BEGIN Given entries

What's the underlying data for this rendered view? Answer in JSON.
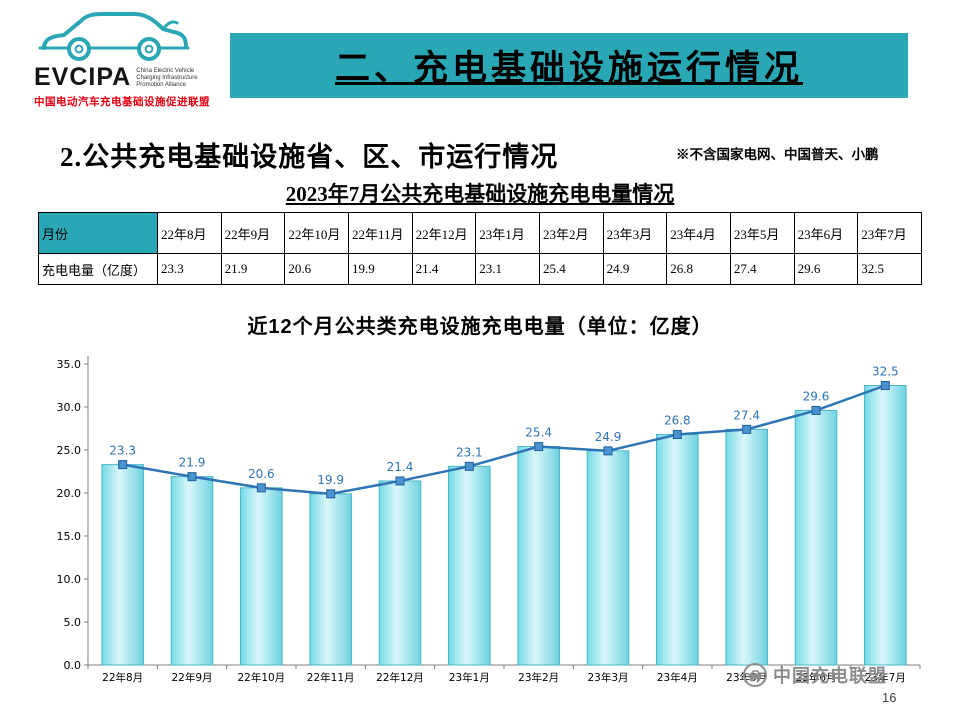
{
  "logo": {
    "acronym": "EVCIPA",
    "org_en": "China Electric Vehicle Charging Infrastructure Promotion Alliance",
    "org_cn": "中国电动汽车充电基础设施促进联盟"
  },
  "banner": {
    "title": "二、充电基础设施运行情况"
  },
  "subtitle": {
    "text": "2.公共充电基础设施省、区、市运行情况",
    "note": "※不含国家电网、中国普天、小鹏"
  },
  "table": {
    "title": "2023年7月公共充电基础设施充电电量情况",
    "row_headers": [
      "月份",
      "充电电量（亿度）"
    ],
    "columns": [
      "22年8月",
      "22年9月",
      "22年10月",
      "22年11月",
      "22年12月",
      "23年1月",
      "23年2月",
      "23年3月",
      "23年4月",
      "23年5月",
      "23年6月",
      "23年7月"
    ],
    "values": [
      "23.3",
      "21.9",
      "20.6",
      "19.9",
      "21.4",
      "23.1",
      "25.4",
      "24.9",
      "26.8",
      "27.4",
      "29.6",
      "32.5"
    ]
  },
  "chart_data": {
    "type": "bar",
    "title": "近12个月公共类充电设施充电电量（单位：亿度）",
    "categories": [
      "22年8月",
      "22年9月",
      "22年10月",
      "22年11月",
      "22年12月",
      "23年1月",
      "23年2月",
      "23年3月",
      "23年4月",
      "23年5月",
      "23年6月",
      "23年7月"
    ],
    "values": [
      23.3,
      21.9,
      20.6,
      19.9,
      21.4,
      23.1,
      25.4,
      24.9,
      26.8,
      27.4,
      29.6,
      32.5
    ],
    "overlay_line": true,
    "xlabel": "",
    "ylabel": "",
    "ylim": [
      0,
      35
    ],
    "ytick_step": 5,
    "grid": false,
    "legend": "none",
    "bar_color": "#8fe1ec",
    "bar_edge_color": "#49b6c8",
    "line_color": "#2e75b6",
    "label_color": "#2e75b6"
  },
  "footer": {
    "watermark": "中国充电联盟",
    "page_number": "16"
  }
}
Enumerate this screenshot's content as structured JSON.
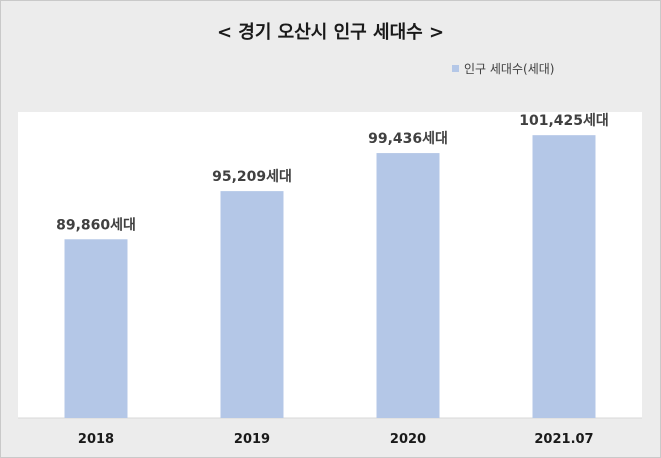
{
  "chart_data": {
    "type": "bar",
    "title": "< 경기 오산시 인구 세대수 >",
    "categories": [
      "2018",
      "2019",
      "2020",
      "2021.07"
    ],
    "series": [
      {
        "name": "인구 세대수(세대)",
        "values": [
          89860,
          95209,
          99436,
          101425
        ]
      }
    ],
    "data_labels": [
      "89,860세대",
      "95,209세대",
      "99,436세대",
      "101,425세대"
    ],
    "bar_color": "#b4c7e7",
    "ylim": [
      70000,
      104000
    ],
    "grid": false,
    "legend_position": "top-right"
  }
}
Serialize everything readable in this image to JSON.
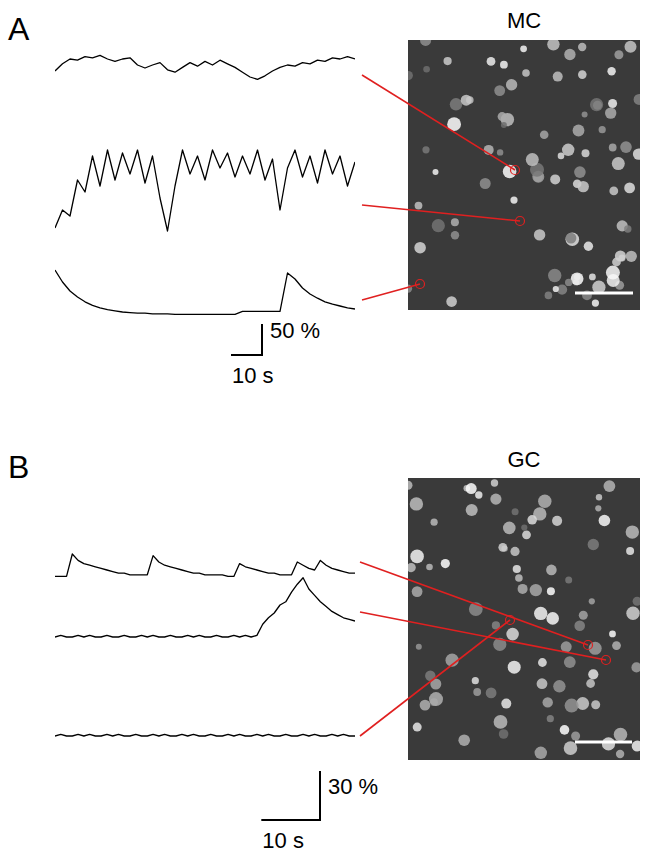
{
  "chart_data": [
    {
      "type": "line",
      "panel": "A",
      "title": "MC",
      "color": "#000000",
      "tick_labels": false,
      "xlim": [
        0,
        100
      ],
      "ylim": [
        -5,
        150
      ],
      "x_scale_bar": {
        "value": 10,
        "label": "10 s"
      },
      "y_scale_bar": {
        "value": 50,
        "label": "50 %"
      },
      "x": [
        0,
        2.5,
        5,
        7.5,
        10,
        12.5,
        15,
        17.5,
        20,
        22.5,
        25,
        27.5,
        30,
        32.5,
        35,
        37.5,
        40,
        42.5,
        45,
        47.5,
        50,
        52.5,
        55,
        57.5,
        60,
        62.5,
        65,
        67.5,
        70,
        72.5,
        75,
        77.5,
        80,
        82.5,
        85,
        87.5,
        90,
        92.5,
        95,
        97.5,
        100
      ],
      "series": [
        {
          "values": [
            50,
            62,
            70,
            68,
            74,
            72,
            76,
            70,
            66,
            70,
            72,
            60,
            55,
            60,
            64,
            52,
            48,
            56,
            64,
            58,
            66,
            60,
            68,
            62,
            56,
            48,
            40,
            36,
            42,
            50,
            56,
            60,
            58,
            64,
            62,
            68,
            66,
            72,
            70,
            74,
            70
          ]
        },
        {
          "values": [
            10,
            40,
            30,
            90,
            70,
            130,
            80,
            140,
            90,
            135,
            100,
            140,
            85,
            130,
            60,
            5,
            80,
            140,
            100,
            130,
            90,
            140,
            110,
            135,
            95,
            130,
            100,
            140,
            90,
            125,
            40,
            110,
            140,
            95,
            130,
            85,
            140,
            100,
            130,
            80,
            120
          ]
        },
        {
          "values": [
            75,
            55,
            40,
            30,
            22,
            16,
            12,
            9,
            7,
            5,
            4,
            3,
            3,
            2,
            2,
            2,
            1,
            1,
            1,
            1,
            1,
            1,
            1,
            1,
            1,
            6,
            6,
            6,
            6,
            6,
            6,
            70,
            60,
            45,
            35,
            28,
            22,
            18,
            15,
            12,
            10
          ]
        }
      ]
    },
    {
      "type": "line",
      "panel": "B",
      "title": "GC",
      "color": "#000000",
      "tick_labels": false,
      "xlim": [
        0,
        52
      ],
      "ylim": [
        -2,
        40
      ],
      "x_scale_bar": {
        "value": 10,
        "label": "10 s"
      },
      "y_scale_bar": {
        "value": 30,
        "label": "30 %"
      },
      "x": [
        0,
        1,
        2,
        3,
        4,
        5,
        6,
        7,
        8,
        9,
        10,
        11,
        12,
        13,
        14,
        15,
        16,
        17,
        18,
        19,
        20,
        21,
        22,
        23,
        24,
        25,
        26,
        27,
        28,
        29,
        30,
        31,
        32,
        33,
        34,
        35,
        36,
        37,
        38,
        39,
        40,
        41,
        42,
        43,
        44,
        45,
        46,
        47,
        48,
        49,
        50,
        51,
        52
      ],
      "series": [
        {
          "values": [
            1,
            1,
            1,
            15,
            11,
            9,
            8,
            7,
            6,
            5,
            4,
            3,
            3,
            2,
            2,
            2,
            2,
            14,
            10,
            8,
            7,
            6,
            5,
            4,
            3,
            3,
            2,
            2,
            2,
            2,
            1,
            1,
            9,
            7,
            6,
            5,
            4,
            3,
            3,
            2,
            2,
            2,
            10,
            8,
            6,
            5,
            11,
            8,
            6,
            5,
            4,
            3,
            3
          ]
        },
        {
          "values": [
            0,
            1,
            0,
            0,
            1,
            0,
            1,
            0,
            0,
            1,
            0,
            0,
            1,
            0,
            0,
            1,
            0,
            1,
            0,
            0,
            1,
            0,
            0,
            1,
            0,
            1,
            0,
            0,
            1,
            0,
            0,
            1,
            0,
            1,
            0,
            1,
            8,
            12,
            15,
            20,
            22,
            28,
            33,
            37,
            30,
            26,
            22,
            19,
            16,
            14,
            12,
            11,
            10
          ]
        },
        {
          "values": [
            0,
            1,
            0,
            0,
            1,
            0,
            1,
            0,
            0,
            1,
            0,
            1,
            0,
            0,
            1,
            0,
            0,
            1,
            0,
            1,
            0,
            0,
            1,
            0,
            1,
            0,
            0,
            1,
            0,
            0,
            1,
            0,
            1,
            0,
            0,
            1,
            0,
            1,
            0,
            0,
            1,
            0,
            0,
            1,
            0,
            1,
            0,
            0,
            1,
            0,
            1,
            0,
            0
          ]
        }
      ]
    }
  ]
}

END Given entries

Job: Transcribe the records verbatim and omit the images.

Completed exercise:
What's the underlying data for this rendered view? Answer in JSON.
{
  "logo": {
    "acronym": "EVCIPA",
    "org_en": "China Electric Vehicle Charging Infrastructure Promotion Alliance",
    "org_cn": "中国电动汽车充电基础设施促进联盟"
  },
  "banner": {
    "title": "二、充电基础设施运行情况"
  },
  "subtitle": {
    "text": "2.公共充电基础设施省、区、市运行情况",
    "note": "※不含国家电网、中国普天、小鹏"
  },
  "table": {
    "title": "2023年7月公共充电基础设施充电电量情况",
    "row_headers": [
      "月份",
      "充电电量（亿度）"
    ],
    "columns": [
      "22年8月",
      "22年9月",
      "22年10月",
      "22年11月",
      "22年12月",
      "23年1月",
      "23年2月",
      "23年3月",
      "23年4月",
      "23年5月",
      "23年6月",
      "23年7月"
    ],
    "values": [
      "23.3",
      "21.9",
      "20.6",
      "19.9",
      "21.4",
      "23.1",
      "25.4",
      "24.9",
      "26.8",
      "27.4",
      "29.6",
      "32.5"
    ]
  },
  "chart_data": {
    "type": "bar",
    "title": "近12个月公共类充电设施充电电量（单位：亿度）",
    "categories": [
      "22年8月",
      "22年9月",
      "22年10月",
      "22年11月",
      "22年12月",
      "23年1月",
      "23年2月",
      "23年3月",
      "23年4月",
      "23年5月",
      "23年6月",
      "23年7月"
    ],
    "values": [
      23.3,
      21.9,
      20.6,
      19.9,
      21.4,
      23.1,
      25.4,
      24.9,
      26.8,
      27.4,
      29.6,
      32.5
    ],
    "overlay_line": true,
    "xlabel": "",
    "ylabel": "",
    "ylim": [
      0,
      35
    ],
    "ytick_step": 5,
    "grid": false,
    "legend": "none",
    "bar_color": "#8fe1ec",
    "bar_edge_color": "#49b6c8",
    "line_color": "#2e75b6",
    "label_color": "#2e75b6"
  },
  "footer": {
    "watermark": "中国充电联盟",
    "page_number": "16"
  }
}
Enumerate this screenshot's content as structured JSON.
{
  "chart_data": {
    "type": "bar",
    "title": "< 경기 오산시 인구 세대수 >",
    "categories": [
      "2018",
      "2019",
      "2020",
      "2021.07"
    ],
    "series": [
      {
        "name": "인구 세대수(세대)",
        "values": [
          89860,
          95209,
          99436,
          101425
        ]
      }
    ],
    "data_labels": [
      "89,860세대",
      "95,209세대",
      "99,436세대",
      "101,425세대"
    ],
    "bar_color": "#b4c7e7",
    "ylim": [
      70000,
      104000
    ],
    "grid": false,
    "legend_position": "top-right"
  }
}
Serialize everything readable in this image to JSON.
{
  "chart_data": [
    {
      "type": "line",
      "panel": "A",
      "title": "MC",
      "color": "#000000",
      "tick_labels": false,
      "xlim": [
        0,
        100
      ],
      "ylim": [
        -5,
        150
      ],
      "x_scale_bar": {
        "value": 10,
        "label": "10 s"
      },
      "y_scale_bar": {
        "value": 50,
        "label": "50 %"
      },
      "x": [
        0,
        2.5,
        5,
        7.5,
        10,
        12.5,
        15,
        17.5,
        20,
        22.5,
        25,
        27.5,
        30,
        32.5,
        35,
        37.5,
        40,
        42.5,
        45,
        47.5,
        50,
        52.5,
        55,
        57.5,
        60,
        62.5,
        65,
        67.5,
        70,
        72.5,
        75,
        77.5,
        80,
        82.5,
        85,
        87.5,
        90,
        92.5,
        95,
        97.5,
        100
      ],
      "series": [
        {
          "values": [
            50,
            62,
            70,
            68,
            74,
            72,
            76,
            70,
            66,
            70,
            72,
            60,
            55,
            60,
            64,
            52,
            48,
            56,
            64,
            58,
            66,
            60,
            68,
            62,
            56,
            48,
            40,
            36,
            42,
            50,
            56,
            60,
            58,
            64,
            62,
            68,
            66,
            72,
            70,
            74,
            70
          ]
        },
        {
          "values": [
            10,
            40,
            30,
            90,
            70,
            130,
            80,
            140,
            90,
            135,
            100,
            140,
            85,
            130,
            60,
            5,
            80,
            140,
            100,
            130,
            90,
            140,
            110,
            135,
            95,
            130,
            100,
            140,
            90,
            125,
            40,
            110,
            140,
            95,
            130,
            85,
            140,
            100,
            130,
            80,
            120
          ]
        },
        {
          "values": [
            75,
            55,
            40,
            30,
            22,
            16,
            12,
            9,
            7,
            5,
            4,
            3,
            3,
            2,
            2,
            2,
            1,
            1,
            1,
            1,
            1,
            1,
            1,
            1,
            1,
            6,
            6,
            6,
            6,
            6,
            6,
            70,
            60,
            45,
            35,
            28,
            22,
            18,
            15,
            12,
            10
          ]
        }
      ]
    },
    {
      "type": "line",
      "panel": "B",
      "title": "GC",
      "color": "#000000",
      "tick_labels": false,
      "xlim": [
        0,
        52
      ],
      "ylim": [
        -2,
        40
      ],
      "x_scale_bar": {
        "value": 10,
        "label": "10 s"
      },
      "y_scale_bar": {
        "value": 30,
        "label": "30 %"
      },
      "x": [
        0,
        1,
        2,
        3,
        4,
        5,
        6,
        7,
        8,
        9,
        10,
        11,
        12,
        13,
        14,
        15,
        16,
        17,
        18,
        19,
        20,
        21,
        22,
        23,
        24,
        25,
        26,
        27,
        28,
        29,
        30,
        31,
        32,
        33,
        34,
        35,
        36,
        37,
        38,
        39,
        40,
        41,
        42,
        43,
        44,
        45,
        46,
        47,
        48,
        49,
        50,
        51,
        52
      ],
      "series": [
        {
          "values": [
            1,
            1,
            1,
            15,
            11,
            9,
            8,
            7,
            6,
            5,
            4,
            3,
            3,
            2,
            2,
            2,
            2,
            14,
            10,
            8,
            7,
            6,
            5,
            4,
            3,
            3,
            2,
            2,
            2,
            2,
            1,
            1,
            9,
            7,
            6,
            5,
            4,
            3,
            3,
            2,
            2,
            2,
            10,
            8,
            6,
            5,
            11,
            8,
            6,
            5,
            4,
            3,
            3
          ]
        },
        {
          "values": [
            0,
            1,
            0,
            0,
            1,
            0,
            1,
            0,
            0,
            1,
            0,
            0,
            1,
            0,
            0,
            1,
            0,
            1,
            0,
            0,
            1,
            0,
            0,
            1,
            0,
            1,
            0,
            0,
            1,
            0,
            0,
            1,
            0,
            1,
            0,
            1,
            8,
            12,
            15,
            20,
            22,
            28,
            33,
            37,
            30,
            26,
            22,
            19,
            16,
            14,
            12,
            11,
            10
          ]
        },
        {
          "values": [
            0,
            1,
            0,
            0,
            1,
            0,
            1,
            0,
            0,
            1,
            0,
            1,
            0,
            0,
            1,
            0,
            0,
            1,
            0,
            1,
            0,
            0,
            1,
            0,
            1,
            0,
            0,
            1,
            0,
            0,
            1,
            0,
            1,
            0,
            0,
            1,
            0,
            1,
            0,
            0,
            1,
            0,
            0,
            1,
            0,
            1,
            0,
            0,
            1,
            0,
            1,
            0,
            0
          ]
        }
      ]
    }
  ]
}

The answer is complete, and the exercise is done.